**Supplied records:**
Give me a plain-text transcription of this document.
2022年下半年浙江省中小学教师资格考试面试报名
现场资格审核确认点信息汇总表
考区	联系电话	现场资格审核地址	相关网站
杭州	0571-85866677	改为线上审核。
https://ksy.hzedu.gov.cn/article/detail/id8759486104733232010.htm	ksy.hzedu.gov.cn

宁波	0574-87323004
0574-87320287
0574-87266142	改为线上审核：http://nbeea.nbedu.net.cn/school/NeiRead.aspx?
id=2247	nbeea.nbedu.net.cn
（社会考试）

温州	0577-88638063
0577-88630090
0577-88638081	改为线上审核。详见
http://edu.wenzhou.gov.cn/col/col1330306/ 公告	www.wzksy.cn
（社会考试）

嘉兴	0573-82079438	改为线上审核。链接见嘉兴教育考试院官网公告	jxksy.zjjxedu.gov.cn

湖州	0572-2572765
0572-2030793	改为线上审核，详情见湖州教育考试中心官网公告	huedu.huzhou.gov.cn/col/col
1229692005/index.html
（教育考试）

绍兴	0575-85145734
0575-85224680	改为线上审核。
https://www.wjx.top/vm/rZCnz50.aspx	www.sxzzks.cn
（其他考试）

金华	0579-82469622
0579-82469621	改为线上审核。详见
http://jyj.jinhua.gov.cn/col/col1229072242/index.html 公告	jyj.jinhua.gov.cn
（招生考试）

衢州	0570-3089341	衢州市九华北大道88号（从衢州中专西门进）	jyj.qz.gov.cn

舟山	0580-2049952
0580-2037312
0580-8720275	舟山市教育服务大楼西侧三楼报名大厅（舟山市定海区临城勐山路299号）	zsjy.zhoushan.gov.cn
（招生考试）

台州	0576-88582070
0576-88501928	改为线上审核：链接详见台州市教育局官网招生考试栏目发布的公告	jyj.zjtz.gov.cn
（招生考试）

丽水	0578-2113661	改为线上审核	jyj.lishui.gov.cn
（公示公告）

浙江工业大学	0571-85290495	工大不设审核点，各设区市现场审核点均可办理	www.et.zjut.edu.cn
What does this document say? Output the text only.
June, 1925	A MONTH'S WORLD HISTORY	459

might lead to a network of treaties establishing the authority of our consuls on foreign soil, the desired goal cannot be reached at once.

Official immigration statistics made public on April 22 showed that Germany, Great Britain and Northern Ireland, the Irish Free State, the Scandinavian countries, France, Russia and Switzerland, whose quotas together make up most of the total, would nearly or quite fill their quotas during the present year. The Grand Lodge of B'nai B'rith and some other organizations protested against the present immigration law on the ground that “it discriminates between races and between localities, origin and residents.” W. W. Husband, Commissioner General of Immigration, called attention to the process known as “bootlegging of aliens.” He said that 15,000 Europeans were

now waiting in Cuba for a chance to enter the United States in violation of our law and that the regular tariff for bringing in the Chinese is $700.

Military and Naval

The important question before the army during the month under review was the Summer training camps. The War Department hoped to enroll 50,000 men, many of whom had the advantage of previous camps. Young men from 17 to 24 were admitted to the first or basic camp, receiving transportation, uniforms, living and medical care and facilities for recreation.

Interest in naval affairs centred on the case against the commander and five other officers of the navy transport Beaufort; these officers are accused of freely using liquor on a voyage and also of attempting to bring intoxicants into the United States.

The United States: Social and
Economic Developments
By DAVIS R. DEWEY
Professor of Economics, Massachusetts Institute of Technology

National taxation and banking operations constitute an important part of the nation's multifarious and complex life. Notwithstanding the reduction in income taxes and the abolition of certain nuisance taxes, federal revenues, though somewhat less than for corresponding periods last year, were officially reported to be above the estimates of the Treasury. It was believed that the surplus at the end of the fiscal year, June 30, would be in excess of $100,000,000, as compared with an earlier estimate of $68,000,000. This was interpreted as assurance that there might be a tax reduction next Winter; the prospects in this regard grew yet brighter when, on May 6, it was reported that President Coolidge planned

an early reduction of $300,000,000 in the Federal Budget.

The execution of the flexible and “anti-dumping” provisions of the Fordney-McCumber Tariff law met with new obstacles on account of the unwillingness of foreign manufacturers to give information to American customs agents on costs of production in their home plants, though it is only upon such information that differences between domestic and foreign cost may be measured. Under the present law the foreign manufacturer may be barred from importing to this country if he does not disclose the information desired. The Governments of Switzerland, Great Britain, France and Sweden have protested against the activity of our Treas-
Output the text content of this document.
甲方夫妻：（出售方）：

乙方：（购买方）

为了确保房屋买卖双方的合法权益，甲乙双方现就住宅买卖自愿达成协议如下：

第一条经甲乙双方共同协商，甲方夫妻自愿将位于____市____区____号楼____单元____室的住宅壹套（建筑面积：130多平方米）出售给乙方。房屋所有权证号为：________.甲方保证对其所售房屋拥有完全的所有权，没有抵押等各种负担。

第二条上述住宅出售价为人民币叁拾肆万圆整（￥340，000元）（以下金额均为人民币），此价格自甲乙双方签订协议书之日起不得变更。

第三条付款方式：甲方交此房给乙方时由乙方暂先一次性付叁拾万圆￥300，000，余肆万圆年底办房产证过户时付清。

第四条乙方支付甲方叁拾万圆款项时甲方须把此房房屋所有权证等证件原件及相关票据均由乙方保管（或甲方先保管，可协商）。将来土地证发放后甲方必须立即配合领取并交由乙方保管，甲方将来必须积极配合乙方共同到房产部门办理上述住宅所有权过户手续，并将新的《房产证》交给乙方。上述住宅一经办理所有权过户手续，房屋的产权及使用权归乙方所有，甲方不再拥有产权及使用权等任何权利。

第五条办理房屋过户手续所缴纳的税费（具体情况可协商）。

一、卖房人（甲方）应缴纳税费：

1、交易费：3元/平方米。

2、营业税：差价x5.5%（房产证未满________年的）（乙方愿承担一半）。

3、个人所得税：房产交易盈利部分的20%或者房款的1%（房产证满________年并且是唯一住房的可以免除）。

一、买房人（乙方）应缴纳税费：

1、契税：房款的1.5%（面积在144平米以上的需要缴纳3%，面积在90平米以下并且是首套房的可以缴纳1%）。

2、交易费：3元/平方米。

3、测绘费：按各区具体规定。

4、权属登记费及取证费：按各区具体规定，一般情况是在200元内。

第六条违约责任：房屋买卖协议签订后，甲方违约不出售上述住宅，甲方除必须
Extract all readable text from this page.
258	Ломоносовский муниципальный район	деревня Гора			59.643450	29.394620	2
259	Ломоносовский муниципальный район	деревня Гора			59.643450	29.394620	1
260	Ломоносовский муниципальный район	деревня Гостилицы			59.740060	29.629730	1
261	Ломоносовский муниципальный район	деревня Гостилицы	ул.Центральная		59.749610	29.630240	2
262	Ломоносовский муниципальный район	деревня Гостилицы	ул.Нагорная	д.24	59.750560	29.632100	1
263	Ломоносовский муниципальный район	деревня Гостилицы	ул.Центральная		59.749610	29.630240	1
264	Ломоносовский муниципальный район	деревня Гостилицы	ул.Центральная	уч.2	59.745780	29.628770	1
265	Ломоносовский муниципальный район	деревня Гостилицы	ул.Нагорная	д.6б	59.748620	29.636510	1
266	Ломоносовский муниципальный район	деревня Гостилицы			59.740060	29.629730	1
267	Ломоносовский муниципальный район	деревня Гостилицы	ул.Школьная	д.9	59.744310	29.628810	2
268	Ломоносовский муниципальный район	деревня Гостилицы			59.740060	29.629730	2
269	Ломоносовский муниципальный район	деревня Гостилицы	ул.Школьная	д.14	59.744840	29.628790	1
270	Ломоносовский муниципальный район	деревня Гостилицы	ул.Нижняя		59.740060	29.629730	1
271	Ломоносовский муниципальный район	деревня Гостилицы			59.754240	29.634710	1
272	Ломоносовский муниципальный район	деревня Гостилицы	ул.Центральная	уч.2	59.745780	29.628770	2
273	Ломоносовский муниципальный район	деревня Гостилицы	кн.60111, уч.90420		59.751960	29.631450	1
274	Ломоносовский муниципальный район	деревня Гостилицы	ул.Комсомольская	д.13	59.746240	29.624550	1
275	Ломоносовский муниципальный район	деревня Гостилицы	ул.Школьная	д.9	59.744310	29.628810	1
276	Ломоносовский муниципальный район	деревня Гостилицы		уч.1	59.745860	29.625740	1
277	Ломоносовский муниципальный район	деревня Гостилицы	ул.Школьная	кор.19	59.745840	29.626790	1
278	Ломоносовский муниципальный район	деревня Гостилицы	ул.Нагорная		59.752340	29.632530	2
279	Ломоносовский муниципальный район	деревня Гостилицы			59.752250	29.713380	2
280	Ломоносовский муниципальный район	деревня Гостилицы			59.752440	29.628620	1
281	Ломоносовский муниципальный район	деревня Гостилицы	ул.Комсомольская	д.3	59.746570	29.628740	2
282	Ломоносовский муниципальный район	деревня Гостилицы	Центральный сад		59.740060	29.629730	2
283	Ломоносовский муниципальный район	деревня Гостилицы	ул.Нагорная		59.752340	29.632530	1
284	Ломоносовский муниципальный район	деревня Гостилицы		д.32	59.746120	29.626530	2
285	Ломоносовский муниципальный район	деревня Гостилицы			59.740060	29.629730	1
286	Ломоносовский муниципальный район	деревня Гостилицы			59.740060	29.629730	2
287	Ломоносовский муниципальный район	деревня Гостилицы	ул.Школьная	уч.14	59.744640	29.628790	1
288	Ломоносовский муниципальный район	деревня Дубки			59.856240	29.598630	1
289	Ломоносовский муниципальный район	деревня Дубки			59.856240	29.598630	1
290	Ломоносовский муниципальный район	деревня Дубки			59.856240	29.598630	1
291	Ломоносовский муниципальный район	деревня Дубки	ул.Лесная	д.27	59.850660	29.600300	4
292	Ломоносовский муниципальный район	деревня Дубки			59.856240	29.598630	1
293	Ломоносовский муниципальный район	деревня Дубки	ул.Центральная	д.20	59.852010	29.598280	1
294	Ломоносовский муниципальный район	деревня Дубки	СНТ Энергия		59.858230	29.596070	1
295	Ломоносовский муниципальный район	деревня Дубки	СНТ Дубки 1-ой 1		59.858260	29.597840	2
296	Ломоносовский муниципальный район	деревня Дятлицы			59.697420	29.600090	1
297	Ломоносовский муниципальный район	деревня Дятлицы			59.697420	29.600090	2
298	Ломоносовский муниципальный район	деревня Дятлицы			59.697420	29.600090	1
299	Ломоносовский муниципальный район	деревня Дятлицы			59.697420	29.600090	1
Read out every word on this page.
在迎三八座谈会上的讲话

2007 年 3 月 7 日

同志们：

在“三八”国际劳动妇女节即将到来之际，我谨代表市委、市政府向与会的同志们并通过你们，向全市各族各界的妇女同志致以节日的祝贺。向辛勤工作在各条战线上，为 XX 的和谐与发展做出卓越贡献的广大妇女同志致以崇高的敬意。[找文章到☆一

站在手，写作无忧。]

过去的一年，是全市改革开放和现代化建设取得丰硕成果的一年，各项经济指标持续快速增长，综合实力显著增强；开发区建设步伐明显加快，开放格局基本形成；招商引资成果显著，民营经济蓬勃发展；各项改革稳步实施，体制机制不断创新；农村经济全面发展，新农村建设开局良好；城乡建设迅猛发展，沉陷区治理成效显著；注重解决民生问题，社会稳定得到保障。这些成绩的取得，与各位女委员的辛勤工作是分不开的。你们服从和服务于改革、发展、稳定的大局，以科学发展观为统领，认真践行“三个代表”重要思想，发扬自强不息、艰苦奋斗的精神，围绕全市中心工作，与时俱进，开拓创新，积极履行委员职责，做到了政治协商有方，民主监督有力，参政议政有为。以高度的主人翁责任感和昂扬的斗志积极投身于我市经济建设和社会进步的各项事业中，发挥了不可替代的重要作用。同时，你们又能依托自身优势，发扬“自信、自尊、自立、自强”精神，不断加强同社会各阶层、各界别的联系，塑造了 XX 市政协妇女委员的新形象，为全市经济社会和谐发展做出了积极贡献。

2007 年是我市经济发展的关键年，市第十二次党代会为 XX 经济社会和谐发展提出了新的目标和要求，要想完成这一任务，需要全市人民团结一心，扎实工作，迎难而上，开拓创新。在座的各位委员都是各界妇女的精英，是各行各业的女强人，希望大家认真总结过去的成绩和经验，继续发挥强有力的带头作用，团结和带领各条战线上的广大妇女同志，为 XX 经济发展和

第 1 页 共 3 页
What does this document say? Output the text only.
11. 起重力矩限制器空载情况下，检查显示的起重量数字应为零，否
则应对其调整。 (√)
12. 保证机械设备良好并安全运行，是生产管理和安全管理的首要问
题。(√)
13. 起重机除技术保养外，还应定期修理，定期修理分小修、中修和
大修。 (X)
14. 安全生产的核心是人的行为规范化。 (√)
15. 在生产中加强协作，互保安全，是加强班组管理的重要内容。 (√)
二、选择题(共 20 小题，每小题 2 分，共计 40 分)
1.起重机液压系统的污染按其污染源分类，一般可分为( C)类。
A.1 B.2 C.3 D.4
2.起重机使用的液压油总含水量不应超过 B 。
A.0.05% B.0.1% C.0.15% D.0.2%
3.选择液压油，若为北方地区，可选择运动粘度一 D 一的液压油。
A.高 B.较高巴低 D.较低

**What the task requires:**
Take every line from the records above that has the word "html" and copy it.

**Response:**
1229692005/index.html
http://jyj.jinhua.gov.cn/col/col1229072242/index.html 公告	jyj.jinhua.gov.cn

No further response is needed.